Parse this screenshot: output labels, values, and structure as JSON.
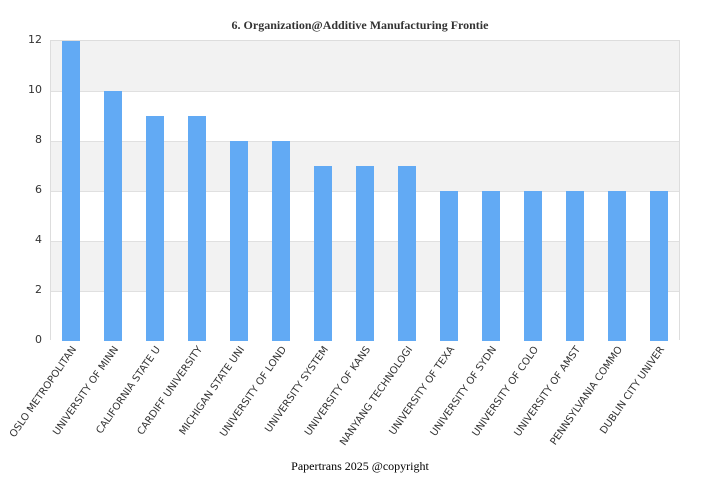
{
  "chart_data": {
    "type": "bar",
    "title": "6. Organization@Additive Manufacturing Frontie",
    "xlabel": "",
    "ylabel": "",
    "ylim": [
      0,
      12
    ],
    "yticks": [
      0,
      2,
      4,
      6,
      8,
      10,
      12
    ],
    "grid": true,
    "legend": null,
    "bar_color": "#62aaf4",
    "categories": [
      "OSLO METROPOLITAN",
      "UNIVERSITY OF MINN",
      "CALIFORNIA STATE U",
      "CARDIFF UNIVERSITY",
      "MICHIGAN STATE UNI",
      "UNIVERSITY OF LOND",
      "UNIVERSITY SYSTEM",
      "UNIVERSITY OF KANS",
      "NANYANG TECHNOLOGI",
      "UNIVERSITY OF TEXA",
      "UNIVERSITY OF SYDN",
      "UNIVERSITY OF COLO",
      "UNIVERSITY OF AMST",
      "PENNSYLVANIA COMMO",
      "DUBLIN CITY UNIVER"
    ],
    "values": [
      12,
      10,
      9,
      9,
      8,
      8,
      7,
      7,
      7,
      6,
      6,
      6,
      6,
      6,
      6
    ]
  },
  "footer": "Papertrans 2025 @copyright"
}
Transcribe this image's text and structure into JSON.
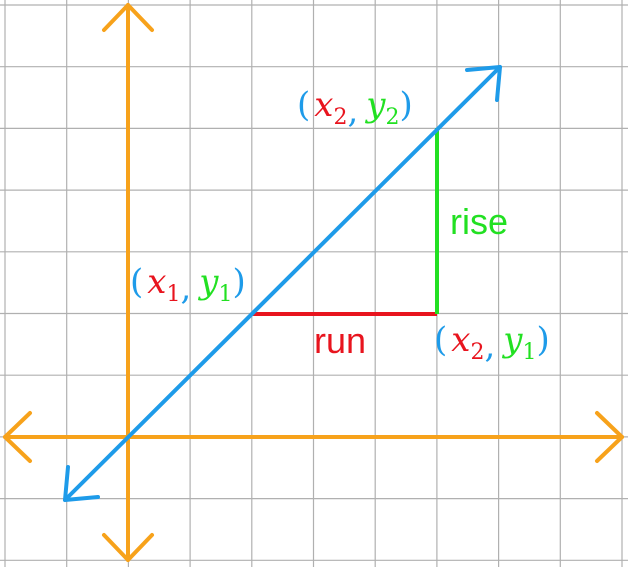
{
  "points": [
    {
      "open": "(",
      "x": "x",
      "x_sub": "2",
      "sep": ",",
      "y": "y",
      "y_sub": "2",
      "close": ")"
    },
    {
      "open": "(",
      "x": "x",
      "x_sub": "1",
      "sep": ",",
      "y": "y",
      "y_sub": "1",
      "close": ")"
    },
    {
      "open": "(",
      "x": "x",
      "x_sub": "2",
      "sep": ",",
      "y": "y",
      "y_sub": "1",
      "close": ")"
    }
  ],
  "rise": "rise",
  "run": "run"
}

+ + +

▶ **What you have to do**: Copy out all the data exactly; skip the pictures.

▶ **Task solution**:
Parse this screenshot: output labels, values, and structure as JSON.
{
  "chart_data": {
    "type": "bar",
    "title": "6. Organization@Additive Manufacturing Frontie",
    "xlabel": "",
    "ylabel": "",
    "ylim": [
      0,
      12
    ],
    "yticks": [
      0,
      2,
      4,
      6,
      8,
      10,
      12
    ],
    "grid": true,
    "legend": null,
    "bar_color": "#62aaf4",
    "categories": [
      "OSLO METROPOLITAN",
      "UNIVERSITY OF MINN",
      "CALIFORNIA STATE U",
      "CARDIFF UNIVERSITY",
      "MICHIGAN STATE UNI",
      "UNIVERSITY OF LOND",
      "UNIVERSITY SYSTEM",
      "UNIVERSITY OF KANS",
      "NANYANG TECHNOLOGI",
      "UNIVERSITY OF TEXA",
      "UNIVERSITY OF SYDN",
      "UNIVERSITY OF COLO",
      "UNIVERSITY OF AMST",
      "PENNSYLVANIA COMMO",
      "DUBLIN CITY UNIVER"
    ],
    "values": [
      12,
      10,
      9,
      9,
      8,
      8,
      7,
      7,
      7,
      6,
      6,
      6,
      6,
      6,
      6
    ]
  },
  "footer": "Papertrans 2025 @copyright"
}
Transcribe this image's text and structure into JSON.
{
  "points": [
    {
      "open": "(",
      "x": "x",
      "x_sub": "2",
      "sep": ",",
      "y": "y",
      "y_sub": "2",
      "close": ")"
    },
    {
      "open": "(",
      "x": "x",
      "x_sub": "1",
      "sep": ",",
      "y": "y",
      "y_sub": "1",
      "close": ")"
    },
    {
      "open": "(",
      "x": "x",
      "x_sub": "2",
      "sep": ",",
      "y": "y",
      "y_sub": "1",
      "close": ")"
    }
  ],
  "rise": "rise",
  "run": "run"
}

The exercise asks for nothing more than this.